- INSTRUÇÃO:
Responda às perguntas com base no trecho sobre o espetáculo Reza.
(a) Qual cidade brasileira serve de cenário ao espetáculo?
(b) Quem escreveu o conto que Carmen Luz adaptou?
(c) Quais duas vertentes teatrais o espetáculo articula?

- TRECHO DO TEXTO:
----------
Reza é obra de singular potência. O espetáculo apresenta as vicissitudes, agruras, lutas, resistências e resiliências cotidianas do povo preto da(s) periferia(s) de uma grande cidade brasileira, aqui, no caso, o Rio de Janeiro, a partir da vida de uma/três mulher(es) negra(s): Pérola(s). O espetáculo que não se pretende propriamente um musical, no sentido que o público tem assistido nos últimos anos entre nós, conseguiu uma inflexão bem particular que articula o engajado teatro musical negro dos anos 1950/60 com o teatro-dança contemporâneo. E isso, com certeza, não é pouca coisa. Afinal, articular em um mesmo espaço cênico inúmeras manifestações de dança que atravessam os corpos negrxs periféricos da cidade carioca, como o funk, com a dança afro, com dança de rua e com canções inspiradas, mostra algumas das virtudes de Reza.

 

 

 

 

Reza é um coro cênico-sonoro-dançante sobre a condição da mulher negra nas periferias das grandes cidades brasileiras. O Rio foi a cidade que Carmen Luz escolheu para adaptar o conto do escritor paulistano Allan da Rosa, uma verdadeira adaptação fiel, traidora e potente do excelente texto que deu ensejo ao espetáculo. Tratou-se, todavia, de uma relação que tergiversa entre a fidelidade e a traição, justamente porque na passagem da literatura à cena, da voz narrativa à voz dramatúrgica, da cidade de São Paulo à cidade do Rio de Janeiro, deu-se uma viragem na proposta de Reza de Mãe à Reza. Enquanto o conto de Allan da Rosa prima por explorar certos elementos psicológicos e sociológicos do modo de vida de uma mulher da periferia paulistana, Carmen Luz escolheu abordar os elementos propriamente afetivos das mulheres negras periféricas da cidade do Rio. Isso sem, evidentemente, negligenciar os muitos aspectos sócio-políticos, raciais e sexuais, dessa política dos afetos das mulheres negras cariocas.
----------
- ENTRADAS:
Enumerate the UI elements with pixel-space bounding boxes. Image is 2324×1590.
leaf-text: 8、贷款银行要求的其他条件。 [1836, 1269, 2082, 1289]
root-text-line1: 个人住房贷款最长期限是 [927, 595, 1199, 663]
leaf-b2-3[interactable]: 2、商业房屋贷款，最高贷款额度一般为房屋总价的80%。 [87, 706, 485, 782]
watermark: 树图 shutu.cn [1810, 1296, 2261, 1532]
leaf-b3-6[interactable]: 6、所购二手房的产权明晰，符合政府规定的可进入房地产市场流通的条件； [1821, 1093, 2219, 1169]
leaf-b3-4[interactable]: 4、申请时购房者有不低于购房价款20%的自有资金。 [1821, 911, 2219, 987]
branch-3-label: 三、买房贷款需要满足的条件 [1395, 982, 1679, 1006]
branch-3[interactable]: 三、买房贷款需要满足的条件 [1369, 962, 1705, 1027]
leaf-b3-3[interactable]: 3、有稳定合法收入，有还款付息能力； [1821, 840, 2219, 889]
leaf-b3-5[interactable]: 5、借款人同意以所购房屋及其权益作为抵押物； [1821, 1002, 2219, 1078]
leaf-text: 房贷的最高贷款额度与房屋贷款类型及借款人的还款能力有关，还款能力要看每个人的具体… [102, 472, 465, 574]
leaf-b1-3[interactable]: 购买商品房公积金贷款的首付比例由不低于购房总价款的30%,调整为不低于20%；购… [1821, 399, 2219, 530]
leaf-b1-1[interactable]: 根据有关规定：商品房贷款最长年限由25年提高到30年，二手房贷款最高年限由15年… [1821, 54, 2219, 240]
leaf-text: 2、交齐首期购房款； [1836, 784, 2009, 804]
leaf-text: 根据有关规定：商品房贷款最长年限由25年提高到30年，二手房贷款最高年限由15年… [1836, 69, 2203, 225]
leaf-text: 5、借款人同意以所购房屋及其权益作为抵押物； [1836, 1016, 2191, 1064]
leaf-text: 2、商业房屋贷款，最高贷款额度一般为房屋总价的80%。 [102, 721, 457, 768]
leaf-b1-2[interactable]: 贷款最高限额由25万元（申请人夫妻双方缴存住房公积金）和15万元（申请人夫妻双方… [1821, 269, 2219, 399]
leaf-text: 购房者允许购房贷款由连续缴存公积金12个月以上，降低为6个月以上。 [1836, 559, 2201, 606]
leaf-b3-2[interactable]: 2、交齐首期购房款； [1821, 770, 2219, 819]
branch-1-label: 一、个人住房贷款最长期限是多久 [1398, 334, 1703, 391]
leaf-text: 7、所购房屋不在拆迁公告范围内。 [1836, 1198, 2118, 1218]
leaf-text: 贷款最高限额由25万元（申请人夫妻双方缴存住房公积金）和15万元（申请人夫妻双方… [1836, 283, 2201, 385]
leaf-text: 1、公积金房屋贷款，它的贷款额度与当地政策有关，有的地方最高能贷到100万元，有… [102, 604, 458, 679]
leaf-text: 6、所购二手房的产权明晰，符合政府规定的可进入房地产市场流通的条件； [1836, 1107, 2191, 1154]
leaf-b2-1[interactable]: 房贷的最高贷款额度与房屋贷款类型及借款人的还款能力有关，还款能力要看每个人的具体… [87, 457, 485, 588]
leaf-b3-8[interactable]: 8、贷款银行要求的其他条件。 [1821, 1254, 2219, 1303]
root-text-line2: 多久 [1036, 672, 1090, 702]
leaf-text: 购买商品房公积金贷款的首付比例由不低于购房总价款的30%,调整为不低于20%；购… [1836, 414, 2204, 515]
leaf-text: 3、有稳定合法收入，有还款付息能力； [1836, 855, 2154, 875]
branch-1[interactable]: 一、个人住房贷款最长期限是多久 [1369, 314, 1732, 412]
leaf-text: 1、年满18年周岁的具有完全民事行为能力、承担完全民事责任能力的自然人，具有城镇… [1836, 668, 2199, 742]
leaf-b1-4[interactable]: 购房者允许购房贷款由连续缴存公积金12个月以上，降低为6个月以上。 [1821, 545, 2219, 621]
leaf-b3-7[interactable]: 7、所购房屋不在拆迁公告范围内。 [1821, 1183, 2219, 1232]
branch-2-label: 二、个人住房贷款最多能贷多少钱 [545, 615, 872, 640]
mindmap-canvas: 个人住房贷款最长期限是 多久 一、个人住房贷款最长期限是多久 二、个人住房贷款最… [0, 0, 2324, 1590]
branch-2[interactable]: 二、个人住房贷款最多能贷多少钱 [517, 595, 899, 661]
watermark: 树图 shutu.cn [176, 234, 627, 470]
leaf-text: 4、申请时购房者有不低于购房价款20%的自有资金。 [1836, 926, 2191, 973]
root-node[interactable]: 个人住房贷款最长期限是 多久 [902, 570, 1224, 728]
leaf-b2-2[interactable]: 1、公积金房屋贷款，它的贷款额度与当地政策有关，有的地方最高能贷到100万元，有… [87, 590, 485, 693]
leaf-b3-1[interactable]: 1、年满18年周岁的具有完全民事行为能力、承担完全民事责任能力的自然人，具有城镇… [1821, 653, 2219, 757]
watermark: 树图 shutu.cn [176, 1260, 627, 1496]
----------
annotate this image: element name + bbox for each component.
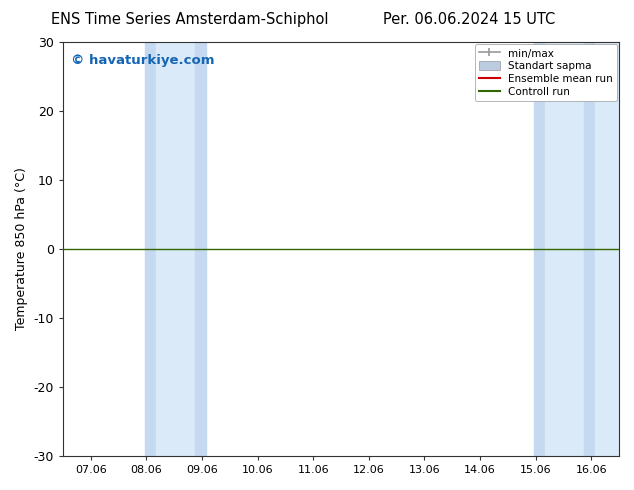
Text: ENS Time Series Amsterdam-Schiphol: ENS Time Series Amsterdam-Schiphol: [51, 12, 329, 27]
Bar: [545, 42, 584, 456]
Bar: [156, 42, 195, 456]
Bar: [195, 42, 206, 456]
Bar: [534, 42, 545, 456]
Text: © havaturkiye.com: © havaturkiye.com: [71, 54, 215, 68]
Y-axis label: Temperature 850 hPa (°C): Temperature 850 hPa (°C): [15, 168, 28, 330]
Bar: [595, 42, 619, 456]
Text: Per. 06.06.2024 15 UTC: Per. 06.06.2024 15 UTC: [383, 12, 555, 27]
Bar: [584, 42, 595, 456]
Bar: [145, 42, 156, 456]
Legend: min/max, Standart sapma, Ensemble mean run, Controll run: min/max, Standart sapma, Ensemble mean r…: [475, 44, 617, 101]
----------
- RESPOSTA ESPERADA:
(a) O Rio de Janeiro.
(b) O escritor paulistano Allan da Rosa.
(c) O engajado teatro musical negro dos anos 1950/60 e o teatro-dança contemporâneo.